● Given problem: Your task is to print every entry below exactly as given.
── Data to process
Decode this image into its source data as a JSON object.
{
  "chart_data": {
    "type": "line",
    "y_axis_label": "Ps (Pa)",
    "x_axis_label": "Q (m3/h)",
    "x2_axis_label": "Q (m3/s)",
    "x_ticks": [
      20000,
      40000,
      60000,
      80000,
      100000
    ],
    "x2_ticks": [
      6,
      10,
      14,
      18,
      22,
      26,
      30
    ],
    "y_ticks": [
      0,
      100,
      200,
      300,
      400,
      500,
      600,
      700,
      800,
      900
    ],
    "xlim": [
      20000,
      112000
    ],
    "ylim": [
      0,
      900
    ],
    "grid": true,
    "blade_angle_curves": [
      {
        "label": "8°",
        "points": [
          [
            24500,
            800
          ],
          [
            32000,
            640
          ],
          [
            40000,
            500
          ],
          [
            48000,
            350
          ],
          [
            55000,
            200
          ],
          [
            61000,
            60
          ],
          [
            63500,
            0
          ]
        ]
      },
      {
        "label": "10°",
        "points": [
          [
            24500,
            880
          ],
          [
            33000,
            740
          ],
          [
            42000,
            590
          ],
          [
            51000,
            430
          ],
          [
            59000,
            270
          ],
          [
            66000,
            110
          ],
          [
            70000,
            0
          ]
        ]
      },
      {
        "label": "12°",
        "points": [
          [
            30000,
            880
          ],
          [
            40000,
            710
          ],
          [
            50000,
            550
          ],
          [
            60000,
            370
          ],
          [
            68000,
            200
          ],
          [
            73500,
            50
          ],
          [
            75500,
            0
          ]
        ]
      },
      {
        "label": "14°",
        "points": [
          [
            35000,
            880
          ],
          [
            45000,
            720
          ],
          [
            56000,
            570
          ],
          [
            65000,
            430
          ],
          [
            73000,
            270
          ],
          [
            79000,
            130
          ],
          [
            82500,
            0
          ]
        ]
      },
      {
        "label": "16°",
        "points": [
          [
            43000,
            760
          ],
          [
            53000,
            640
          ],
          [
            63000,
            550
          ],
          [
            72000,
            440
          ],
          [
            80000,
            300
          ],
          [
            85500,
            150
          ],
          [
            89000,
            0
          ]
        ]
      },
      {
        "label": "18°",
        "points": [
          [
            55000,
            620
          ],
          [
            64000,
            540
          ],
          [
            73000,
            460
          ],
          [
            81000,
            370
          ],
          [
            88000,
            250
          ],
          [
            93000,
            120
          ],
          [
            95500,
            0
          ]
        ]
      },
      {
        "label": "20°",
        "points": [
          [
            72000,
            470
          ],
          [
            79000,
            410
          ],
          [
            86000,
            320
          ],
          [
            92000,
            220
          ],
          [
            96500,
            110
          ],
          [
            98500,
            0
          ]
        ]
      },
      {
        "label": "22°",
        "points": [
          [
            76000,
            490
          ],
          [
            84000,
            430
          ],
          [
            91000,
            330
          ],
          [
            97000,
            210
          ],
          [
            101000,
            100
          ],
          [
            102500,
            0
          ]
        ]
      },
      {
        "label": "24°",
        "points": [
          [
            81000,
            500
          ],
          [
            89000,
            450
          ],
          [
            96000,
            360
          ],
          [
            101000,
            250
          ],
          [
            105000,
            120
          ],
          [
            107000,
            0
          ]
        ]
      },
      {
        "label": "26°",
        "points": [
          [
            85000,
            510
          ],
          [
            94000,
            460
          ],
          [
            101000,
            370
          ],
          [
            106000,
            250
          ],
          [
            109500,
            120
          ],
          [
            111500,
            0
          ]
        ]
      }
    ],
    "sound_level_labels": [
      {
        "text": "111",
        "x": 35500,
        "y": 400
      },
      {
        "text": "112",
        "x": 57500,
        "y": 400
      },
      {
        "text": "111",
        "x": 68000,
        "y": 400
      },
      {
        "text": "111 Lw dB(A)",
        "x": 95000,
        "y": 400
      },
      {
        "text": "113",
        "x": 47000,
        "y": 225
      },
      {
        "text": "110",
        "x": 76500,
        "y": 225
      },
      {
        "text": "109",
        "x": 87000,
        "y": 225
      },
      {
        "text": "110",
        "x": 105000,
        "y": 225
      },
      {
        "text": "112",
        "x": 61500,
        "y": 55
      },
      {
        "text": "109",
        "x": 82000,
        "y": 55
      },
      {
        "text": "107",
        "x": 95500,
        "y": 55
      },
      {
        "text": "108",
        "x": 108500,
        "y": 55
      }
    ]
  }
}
────
● Completed exercise:
Decode this image into its source data as a JSON object.
{
  "chart_data": {
    "type": "line",
    "y_axis_label": "Ps (Pa)",
    "x_axis_label": "Q (m3/h)",
    "x2_axis_label": "Q (m3/s)",
    "x_ticks": [
      20000,
      40000,
      60000,
      80000,
      100000
    ],
    "x2_ticks": [
      6,
      10,
      14,
      18,
      22,
      26,
      30
    ],
    "y_ticks": [
      0,
      100,
      200,
      300,
      400,
      500,
      600,
      700,
      800,
      900
    ],
    "xlim": [
      20000,
      112000
    ],
    "ylim": [
      0,
      900
    ],
    "grid": true,
    "blade_angle_curves": [
      {
        "label": "8°",
        "points": [
          [
            24500,
            800
          ],
          [
            32000,
            640
          ],
          [
            40000,
            500
          ],
          [
            48000,
            350
          ],
          [
            55000,
            200
          ],
          [
            61000,
            60
          ],
          [
            63500,
            0
          ]
        ]
      },
      {
        "label": "10°",
        "points": [
          [
            24500,
            880
          ],
          [
            33000,
            740
          ],
          [
            42000,
            590
          ],
          [
            51000,
            430
          ],
          [
            59000,
            270
          ],
          [
            66000,
            110
          ],
          [
            70000,
            0
          ]
        ]
      },
      {
        "label": "12°",
        "points": [
          [
            30000,
            880
          ],
          [
            40000,
            710
          ],
          [
            50000,
            550
          ],
          [
            60000,
            370
          ],
          [
            68000,
            200
          ],
          [
            73500,
            50
          ],
          [
            75500,
            0
          ]
        ]
      },
      {
        "label": "14°",
        "points": [
          [
            35000,
            880
          ],
          [
            45000,
            720
          ],
          [
            56000,
            570
          ],
          [
            65000,
            430
          ],
          [
            73000,
            270
          ],
          [
            79000,
            130
          ],
          [
            82500,
            0
          ]
        ]
      },
      {
        "label": "16°",
        "points": [
          [
            43000,
            760
          ],
          [
            53000,
            640
          ],
          [
            63000,
            550
          ],
          [
            72000,
            440
          ],
          [
            80000,
            300
          ],
          [
            85500,
            150
          ],
          [
            89000,
            0
          ]
        ]
      },
      {
        "label": "18°",
        "points": [
          [
            55000,
            620
          ],
          [
            64000,
            540
          ],
          [
            73000,
            460
          ],
          [
            81000,
            370
          ],
          [
            88000,
            250
          ],
          [
            93000,
            120
          ],
          [
            95500,
            0
          ]
        ]
      },
      {
        "label": "20°",
        "points": [
          [
            72000,
            470
          ],
          [
            79000,
            410
          ],
          [
            86000,
            320
          ],
          [
            92000,
            220
          ],
          [
            96500,
            110
          ],
          [
            98500,
            0
          ]
        ]
      },
      {
        "label": "22°",
        "points": [
          [
            76000,
            490
          ],
          [
            84000,
            430
          ],
          [
            91000,
            330
          ],
          [
            97000,
            210
          ],
          [
            101000,
            100
          ],
          [
            102500,
            0
          ]
        ]
      },
      {
        "label": "24°",
        "points": [
          [
            81000,
            500
          ],
          [
            89000,
            450
          ],
          [
            96000,
            360
          ],
          [
            101000,
            250
          ],
          [
            105000,
            120
          ],
          [
            107000,
            0
          ]
        ]
      },
      {
        "label": "26°",
        "points": [
          [
            85000,
            510
          ],
          [
            94000,
            460
          ],
          [
            101000,
            370
          ],
          [
            106000,
            250
          ],
          [
            109500,
            120
          ],
          [
            111500,
            0
          ]
        ]
      }
    ],
    "sound_level_labels": [
      {
        "text": "111",
        "x": 35500,
        "y": 400
      },
      {
        "text": "112",
        "x": 57500,
        "y": 400
      },
      {
        "text": "111",
        "x": 68000,
        "y": 400
      },
      {
        "text": "111 Lw dB(A)",
        "x": 95000,
        "y": 400
      },
      {
        "text": "113",
        "x": 47000,
        "y": 225
      },
      {
        "text": "110",
        "x": 76500,
        "y": 225
      },
      {
        "text": "109",
        "x": 87000,
        "y": 225
      },
      {
        "text": "110",
        "x": 105000,
        "y": 225
      },
      {
        "text": "112",
        "x": 61500,
        "y": 55
      },
      {
        "text": "109",
        "x": 82000,
        "y": 55
      },
      {
        "text": "107",
        "x": 95500,
        "y": 55
      },
      {
        "text": "108",
        "x": 108500,
        "y": 55
      }
    ]
  }
}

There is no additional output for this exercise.